*Set exercise*
Lines containing the string "JSON" are to be collected in full.

*Data lines*
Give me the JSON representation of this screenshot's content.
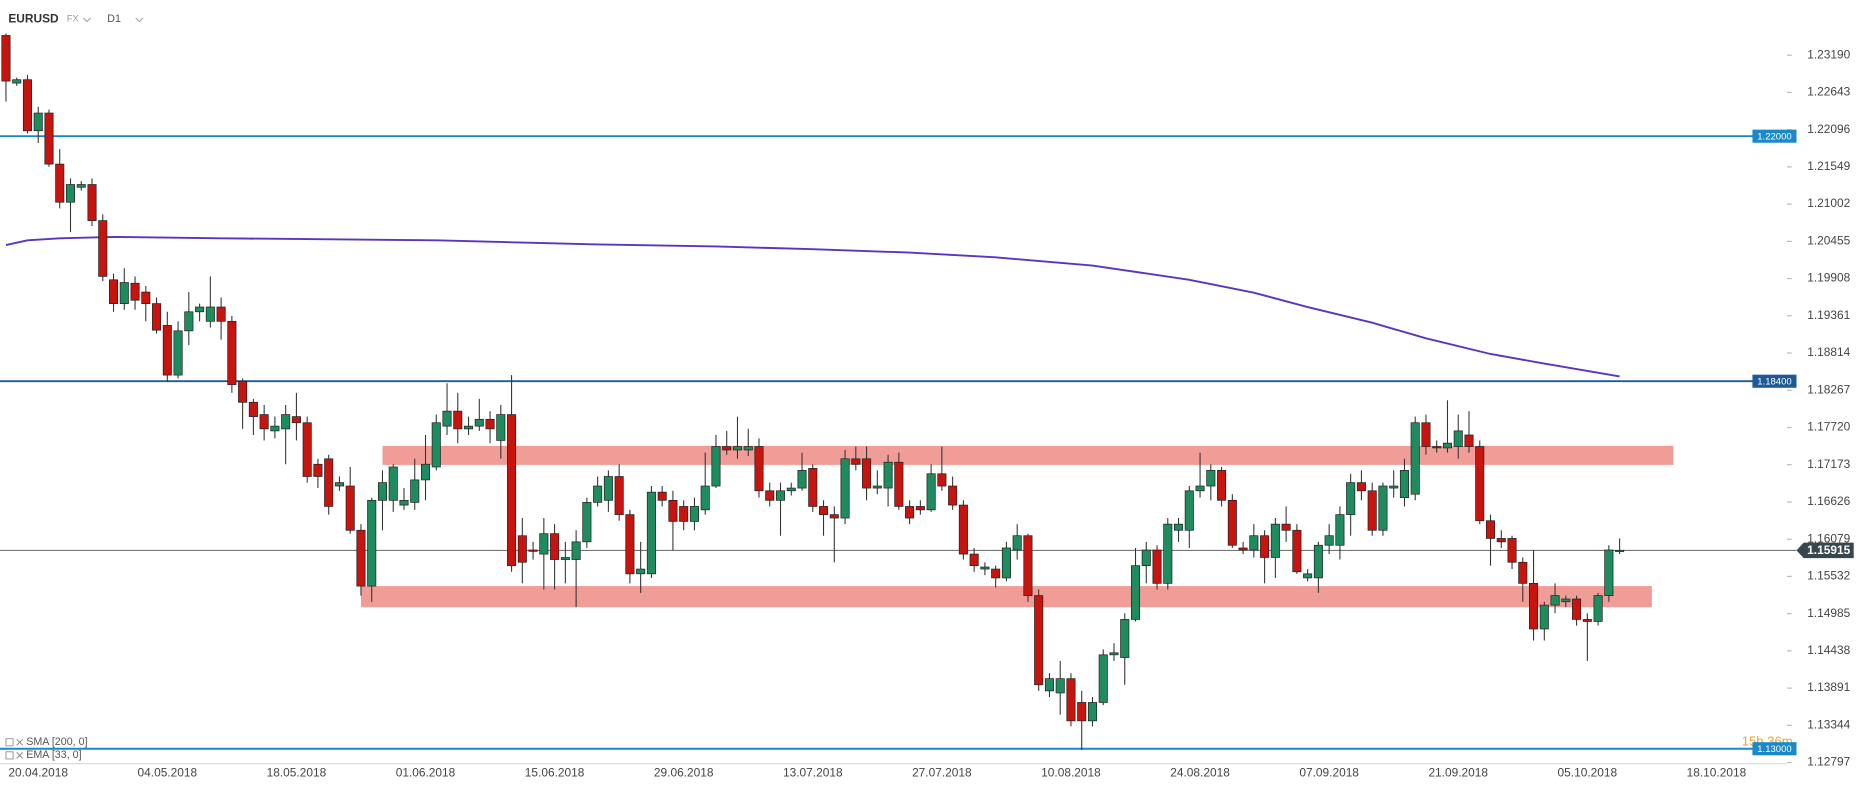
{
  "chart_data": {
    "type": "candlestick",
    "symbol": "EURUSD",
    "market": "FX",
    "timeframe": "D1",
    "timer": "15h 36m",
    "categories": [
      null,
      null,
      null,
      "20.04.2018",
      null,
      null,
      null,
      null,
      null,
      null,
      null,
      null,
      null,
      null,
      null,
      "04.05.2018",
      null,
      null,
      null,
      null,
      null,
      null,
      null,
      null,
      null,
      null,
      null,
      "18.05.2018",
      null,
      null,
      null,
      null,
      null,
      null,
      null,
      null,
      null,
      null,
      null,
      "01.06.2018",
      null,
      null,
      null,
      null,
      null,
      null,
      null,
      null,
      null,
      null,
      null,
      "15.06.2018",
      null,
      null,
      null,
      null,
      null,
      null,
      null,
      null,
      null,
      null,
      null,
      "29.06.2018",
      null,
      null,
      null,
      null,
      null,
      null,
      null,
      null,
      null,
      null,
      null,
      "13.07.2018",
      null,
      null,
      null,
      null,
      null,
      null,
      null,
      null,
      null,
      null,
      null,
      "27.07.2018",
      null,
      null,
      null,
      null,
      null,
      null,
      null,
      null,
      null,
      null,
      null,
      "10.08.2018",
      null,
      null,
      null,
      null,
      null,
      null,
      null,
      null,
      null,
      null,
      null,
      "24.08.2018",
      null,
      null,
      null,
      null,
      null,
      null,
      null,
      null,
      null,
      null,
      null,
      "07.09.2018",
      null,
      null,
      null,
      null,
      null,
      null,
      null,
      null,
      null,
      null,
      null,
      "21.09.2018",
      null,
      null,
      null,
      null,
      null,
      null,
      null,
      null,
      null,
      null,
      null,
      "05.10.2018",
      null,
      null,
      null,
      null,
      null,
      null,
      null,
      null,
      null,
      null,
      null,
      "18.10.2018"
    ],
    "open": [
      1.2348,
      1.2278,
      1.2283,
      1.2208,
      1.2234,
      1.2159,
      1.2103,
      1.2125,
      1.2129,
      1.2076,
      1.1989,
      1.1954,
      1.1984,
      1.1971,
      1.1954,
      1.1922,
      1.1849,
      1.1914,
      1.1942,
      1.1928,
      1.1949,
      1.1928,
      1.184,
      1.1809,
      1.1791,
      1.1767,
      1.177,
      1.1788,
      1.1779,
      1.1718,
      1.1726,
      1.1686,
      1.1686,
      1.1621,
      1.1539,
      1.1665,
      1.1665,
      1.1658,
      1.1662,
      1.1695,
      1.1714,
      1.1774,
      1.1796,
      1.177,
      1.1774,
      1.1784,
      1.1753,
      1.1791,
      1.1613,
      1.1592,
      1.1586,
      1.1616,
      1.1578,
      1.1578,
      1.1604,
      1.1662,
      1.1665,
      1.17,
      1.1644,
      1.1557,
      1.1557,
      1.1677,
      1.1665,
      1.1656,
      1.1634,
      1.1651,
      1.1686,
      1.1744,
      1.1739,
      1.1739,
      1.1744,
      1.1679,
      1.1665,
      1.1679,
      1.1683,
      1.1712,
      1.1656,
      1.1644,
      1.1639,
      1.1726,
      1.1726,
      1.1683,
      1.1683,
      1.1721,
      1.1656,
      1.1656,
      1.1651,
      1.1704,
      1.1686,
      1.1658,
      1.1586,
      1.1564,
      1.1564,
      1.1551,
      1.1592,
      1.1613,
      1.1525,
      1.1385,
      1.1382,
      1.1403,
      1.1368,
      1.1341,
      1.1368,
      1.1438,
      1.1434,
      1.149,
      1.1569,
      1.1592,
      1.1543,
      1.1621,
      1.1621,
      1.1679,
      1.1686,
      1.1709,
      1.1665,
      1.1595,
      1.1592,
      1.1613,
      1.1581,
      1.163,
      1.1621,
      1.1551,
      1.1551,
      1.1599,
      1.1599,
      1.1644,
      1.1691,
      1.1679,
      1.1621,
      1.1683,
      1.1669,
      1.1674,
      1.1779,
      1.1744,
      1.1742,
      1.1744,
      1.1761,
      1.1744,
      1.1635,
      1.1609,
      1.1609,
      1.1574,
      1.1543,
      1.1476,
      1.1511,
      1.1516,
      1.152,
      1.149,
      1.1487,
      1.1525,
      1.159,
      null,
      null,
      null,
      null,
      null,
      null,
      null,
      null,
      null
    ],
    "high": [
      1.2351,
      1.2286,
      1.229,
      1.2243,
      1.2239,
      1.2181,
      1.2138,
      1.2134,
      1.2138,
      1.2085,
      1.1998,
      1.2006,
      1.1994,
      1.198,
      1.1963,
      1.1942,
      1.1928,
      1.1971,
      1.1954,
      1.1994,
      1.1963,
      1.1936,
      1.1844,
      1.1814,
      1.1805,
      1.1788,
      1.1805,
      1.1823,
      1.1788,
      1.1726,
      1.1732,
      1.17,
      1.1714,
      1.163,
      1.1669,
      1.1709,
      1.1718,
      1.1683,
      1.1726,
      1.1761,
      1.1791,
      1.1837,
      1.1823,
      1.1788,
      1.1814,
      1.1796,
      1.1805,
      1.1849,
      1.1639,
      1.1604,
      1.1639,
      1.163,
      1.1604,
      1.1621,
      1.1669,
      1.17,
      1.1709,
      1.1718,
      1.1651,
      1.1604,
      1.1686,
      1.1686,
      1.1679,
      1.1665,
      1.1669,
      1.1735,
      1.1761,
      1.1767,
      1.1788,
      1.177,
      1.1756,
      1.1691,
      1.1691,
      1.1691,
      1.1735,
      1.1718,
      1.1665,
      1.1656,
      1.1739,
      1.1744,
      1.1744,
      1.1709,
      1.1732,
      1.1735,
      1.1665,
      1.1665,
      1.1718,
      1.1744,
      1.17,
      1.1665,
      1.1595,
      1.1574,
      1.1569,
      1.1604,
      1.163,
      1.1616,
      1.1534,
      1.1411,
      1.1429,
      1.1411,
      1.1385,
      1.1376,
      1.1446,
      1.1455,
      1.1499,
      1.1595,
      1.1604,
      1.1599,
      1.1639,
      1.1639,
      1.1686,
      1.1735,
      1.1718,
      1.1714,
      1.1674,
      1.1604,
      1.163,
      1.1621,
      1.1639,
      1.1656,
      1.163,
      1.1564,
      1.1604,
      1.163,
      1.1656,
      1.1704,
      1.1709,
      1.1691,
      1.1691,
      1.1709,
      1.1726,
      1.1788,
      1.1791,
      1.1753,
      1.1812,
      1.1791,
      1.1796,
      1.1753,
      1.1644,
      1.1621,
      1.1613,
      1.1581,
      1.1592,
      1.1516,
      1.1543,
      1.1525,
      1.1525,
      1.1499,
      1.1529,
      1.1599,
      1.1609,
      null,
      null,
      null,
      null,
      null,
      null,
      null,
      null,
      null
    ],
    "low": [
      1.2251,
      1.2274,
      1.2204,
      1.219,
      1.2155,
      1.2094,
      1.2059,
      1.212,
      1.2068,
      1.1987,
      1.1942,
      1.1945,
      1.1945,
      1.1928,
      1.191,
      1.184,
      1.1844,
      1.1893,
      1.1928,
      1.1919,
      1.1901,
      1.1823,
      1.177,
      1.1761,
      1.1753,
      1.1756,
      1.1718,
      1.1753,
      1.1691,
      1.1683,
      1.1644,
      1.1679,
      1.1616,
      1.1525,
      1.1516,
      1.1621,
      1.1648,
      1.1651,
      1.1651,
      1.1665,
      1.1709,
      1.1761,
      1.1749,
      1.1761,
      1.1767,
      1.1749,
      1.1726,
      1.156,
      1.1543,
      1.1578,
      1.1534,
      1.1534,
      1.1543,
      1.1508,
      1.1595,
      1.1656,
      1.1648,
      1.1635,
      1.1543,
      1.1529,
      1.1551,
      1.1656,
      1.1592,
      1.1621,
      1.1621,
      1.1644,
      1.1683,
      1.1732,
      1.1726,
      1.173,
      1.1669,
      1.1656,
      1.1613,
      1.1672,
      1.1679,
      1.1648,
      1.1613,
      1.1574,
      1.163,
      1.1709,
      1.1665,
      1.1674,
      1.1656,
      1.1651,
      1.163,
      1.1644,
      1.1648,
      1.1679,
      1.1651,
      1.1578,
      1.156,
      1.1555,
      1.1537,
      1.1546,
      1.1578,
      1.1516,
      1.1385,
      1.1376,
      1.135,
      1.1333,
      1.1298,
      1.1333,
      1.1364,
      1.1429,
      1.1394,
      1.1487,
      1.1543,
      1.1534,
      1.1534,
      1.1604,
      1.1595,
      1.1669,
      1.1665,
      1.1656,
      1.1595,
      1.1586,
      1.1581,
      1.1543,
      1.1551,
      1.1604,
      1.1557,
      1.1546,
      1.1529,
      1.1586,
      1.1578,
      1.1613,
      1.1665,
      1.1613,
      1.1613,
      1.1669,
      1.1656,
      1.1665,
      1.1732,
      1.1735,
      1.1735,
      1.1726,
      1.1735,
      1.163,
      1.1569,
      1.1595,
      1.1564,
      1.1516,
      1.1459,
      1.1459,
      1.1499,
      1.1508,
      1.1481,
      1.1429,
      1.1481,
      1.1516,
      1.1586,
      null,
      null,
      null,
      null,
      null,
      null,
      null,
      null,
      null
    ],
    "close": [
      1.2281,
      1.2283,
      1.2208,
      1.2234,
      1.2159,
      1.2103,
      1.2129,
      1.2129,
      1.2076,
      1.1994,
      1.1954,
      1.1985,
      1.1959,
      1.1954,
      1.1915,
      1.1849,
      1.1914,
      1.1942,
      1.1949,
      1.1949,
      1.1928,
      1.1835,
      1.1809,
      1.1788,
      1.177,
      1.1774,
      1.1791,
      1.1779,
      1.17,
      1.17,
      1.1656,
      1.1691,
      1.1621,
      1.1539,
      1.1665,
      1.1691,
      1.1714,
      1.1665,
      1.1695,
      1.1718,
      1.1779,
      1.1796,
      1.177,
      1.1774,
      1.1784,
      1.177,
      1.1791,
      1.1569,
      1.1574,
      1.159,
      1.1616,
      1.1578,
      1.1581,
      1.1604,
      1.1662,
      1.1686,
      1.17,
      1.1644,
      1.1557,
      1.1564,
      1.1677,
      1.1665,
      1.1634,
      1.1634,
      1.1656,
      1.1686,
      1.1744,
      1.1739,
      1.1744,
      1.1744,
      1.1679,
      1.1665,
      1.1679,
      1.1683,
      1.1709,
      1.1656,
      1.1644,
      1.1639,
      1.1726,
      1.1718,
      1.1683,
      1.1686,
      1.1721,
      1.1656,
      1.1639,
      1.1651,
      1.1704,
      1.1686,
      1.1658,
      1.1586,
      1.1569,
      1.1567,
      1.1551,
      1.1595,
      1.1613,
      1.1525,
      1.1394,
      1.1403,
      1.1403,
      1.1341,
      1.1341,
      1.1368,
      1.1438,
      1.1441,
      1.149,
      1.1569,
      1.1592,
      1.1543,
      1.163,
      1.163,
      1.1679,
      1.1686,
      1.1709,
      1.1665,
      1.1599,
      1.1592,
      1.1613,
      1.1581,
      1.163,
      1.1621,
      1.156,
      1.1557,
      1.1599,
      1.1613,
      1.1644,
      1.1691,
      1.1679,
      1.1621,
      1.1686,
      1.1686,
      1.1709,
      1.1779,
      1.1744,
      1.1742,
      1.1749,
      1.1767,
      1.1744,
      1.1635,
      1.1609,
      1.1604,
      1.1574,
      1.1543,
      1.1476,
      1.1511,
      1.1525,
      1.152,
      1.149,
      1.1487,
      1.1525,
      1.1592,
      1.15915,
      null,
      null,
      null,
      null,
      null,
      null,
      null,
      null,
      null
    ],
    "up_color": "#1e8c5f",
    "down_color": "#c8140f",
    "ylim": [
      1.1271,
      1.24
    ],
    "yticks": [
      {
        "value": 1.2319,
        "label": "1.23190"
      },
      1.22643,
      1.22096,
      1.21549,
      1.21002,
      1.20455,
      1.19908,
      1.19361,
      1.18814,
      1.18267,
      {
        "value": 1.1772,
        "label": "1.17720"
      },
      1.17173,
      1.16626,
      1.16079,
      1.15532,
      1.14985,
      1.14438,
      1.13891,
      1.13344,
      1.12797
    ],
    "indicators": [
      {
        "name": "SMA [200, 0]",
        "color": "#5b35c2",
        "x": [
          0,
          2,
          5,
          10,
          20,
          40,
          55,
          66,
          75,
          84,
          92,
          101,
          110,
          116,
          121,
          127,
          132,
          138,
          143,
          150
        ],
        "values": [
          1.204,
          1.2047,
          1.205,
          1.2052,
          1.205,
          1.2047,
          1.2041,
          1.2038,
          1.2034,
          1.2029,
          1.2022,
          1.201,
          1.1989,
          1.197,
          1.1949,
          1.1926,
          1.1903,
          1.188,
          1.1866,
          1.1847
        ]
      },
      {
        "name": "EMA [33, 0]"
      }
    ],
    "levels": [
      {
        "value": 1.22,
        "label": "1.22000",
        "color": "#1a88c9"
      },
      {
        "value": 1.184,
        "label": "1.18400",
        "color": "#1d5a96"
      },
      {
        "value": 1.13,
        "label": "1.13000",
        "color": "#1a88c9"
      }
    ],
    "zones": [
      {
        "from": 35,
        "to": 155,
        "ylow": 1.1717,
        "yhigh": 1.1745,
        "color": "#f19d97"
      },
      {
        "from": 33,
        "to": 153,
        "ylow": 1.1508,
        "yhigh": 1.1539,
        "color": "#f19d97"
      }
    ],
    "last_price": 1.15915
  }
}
--
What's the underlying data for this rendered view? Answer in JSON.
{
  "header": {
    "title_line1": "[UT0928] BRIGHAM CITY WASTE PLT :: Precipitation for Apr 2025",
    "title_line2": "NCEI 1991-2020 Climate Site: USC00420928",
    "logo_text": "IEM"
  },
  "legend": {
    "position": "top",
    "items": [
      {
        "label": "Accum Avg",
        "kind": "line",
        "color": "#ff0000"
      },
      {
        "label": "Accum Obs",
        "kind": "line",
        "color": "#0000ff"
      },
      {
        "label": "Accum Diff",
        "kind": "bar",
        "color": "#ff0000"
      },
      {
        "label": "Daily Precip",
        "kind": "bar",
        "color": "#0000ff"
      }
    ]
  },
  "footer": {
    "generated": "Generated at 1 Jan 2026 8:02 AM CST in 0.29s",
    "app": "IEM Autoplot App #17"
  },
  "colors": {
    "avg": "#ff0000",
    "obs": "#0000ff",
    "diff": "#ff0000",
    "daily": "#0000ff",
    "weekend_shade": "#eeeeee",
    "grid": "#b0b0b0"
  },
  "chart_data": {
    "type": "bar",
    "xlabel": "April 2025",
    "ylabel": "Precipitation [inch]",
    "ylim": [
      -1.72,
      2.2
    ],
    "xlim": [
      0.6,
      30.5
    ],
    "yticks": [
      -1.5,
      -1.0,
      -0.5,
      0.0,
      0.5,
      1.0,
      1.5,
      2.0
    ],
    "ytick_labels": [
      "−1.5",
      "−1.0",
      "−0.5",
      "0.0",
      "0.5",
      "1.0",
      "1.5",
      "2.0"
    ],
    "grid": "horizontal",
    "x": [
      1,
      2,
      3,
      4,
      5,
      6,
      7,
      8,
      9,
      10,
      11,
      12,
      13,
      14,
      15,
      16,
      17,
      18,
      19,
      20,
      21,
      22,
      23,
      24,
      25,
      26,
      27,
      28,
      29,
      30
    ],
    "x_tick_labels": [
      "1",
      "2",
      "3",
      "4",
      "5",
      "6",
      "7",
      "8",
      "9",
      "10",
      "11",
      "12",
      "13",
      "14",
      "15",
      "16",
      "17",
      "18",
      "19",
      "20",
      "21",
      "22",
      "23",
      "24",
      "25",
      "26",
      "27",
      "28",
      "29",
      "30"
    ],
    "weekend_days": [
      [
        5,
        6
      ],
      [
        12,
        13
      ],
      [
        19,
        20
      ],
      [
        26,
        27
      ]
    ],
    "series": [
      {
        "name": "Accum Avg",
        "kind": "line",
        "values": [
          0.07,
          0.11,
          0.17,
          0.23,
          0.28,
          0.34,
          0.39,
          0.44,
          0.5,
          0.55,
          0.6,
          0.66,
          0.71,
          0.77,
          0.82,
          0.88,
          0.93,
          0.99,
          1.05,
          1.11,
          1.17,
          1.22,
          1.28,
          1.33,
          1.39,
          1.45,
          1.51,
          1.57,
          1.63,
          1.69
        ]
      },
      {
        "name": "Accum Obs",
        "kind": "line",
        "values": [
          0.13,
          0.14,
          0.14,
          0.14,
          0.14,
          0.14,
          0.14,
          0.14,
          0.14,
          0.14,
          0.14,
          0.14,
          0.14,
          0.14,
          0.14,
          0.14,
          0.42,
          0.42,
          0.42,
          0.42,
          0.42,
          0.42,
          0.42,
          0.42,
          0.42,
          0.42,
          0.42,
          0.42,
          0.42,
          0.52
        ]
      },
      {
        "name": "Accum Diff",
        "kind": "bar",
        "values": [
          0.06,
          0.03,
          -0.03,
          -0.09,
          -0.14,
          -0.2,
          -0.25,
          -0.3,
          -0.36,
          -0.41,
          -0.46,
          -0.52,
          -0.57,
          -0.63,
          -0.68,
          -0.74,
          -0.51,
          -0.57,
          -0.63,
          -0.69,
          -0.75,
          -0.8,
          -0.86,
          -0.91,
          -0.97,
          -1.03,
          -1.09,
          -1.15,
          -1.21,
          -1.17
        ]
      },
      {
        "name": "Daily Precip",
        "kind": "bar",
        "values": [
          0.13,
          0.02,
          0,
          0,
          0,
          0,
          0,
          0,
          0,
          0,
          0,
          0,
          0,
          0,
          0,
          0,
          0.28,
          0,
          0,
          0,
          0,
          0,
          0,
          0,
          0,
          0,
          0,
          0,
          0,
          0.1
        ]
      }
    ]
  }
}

*Solution for this exercise*
Give me the JSON representation of this screenshot's content.
What's the underlying data for this rendered view? Answer in JSON.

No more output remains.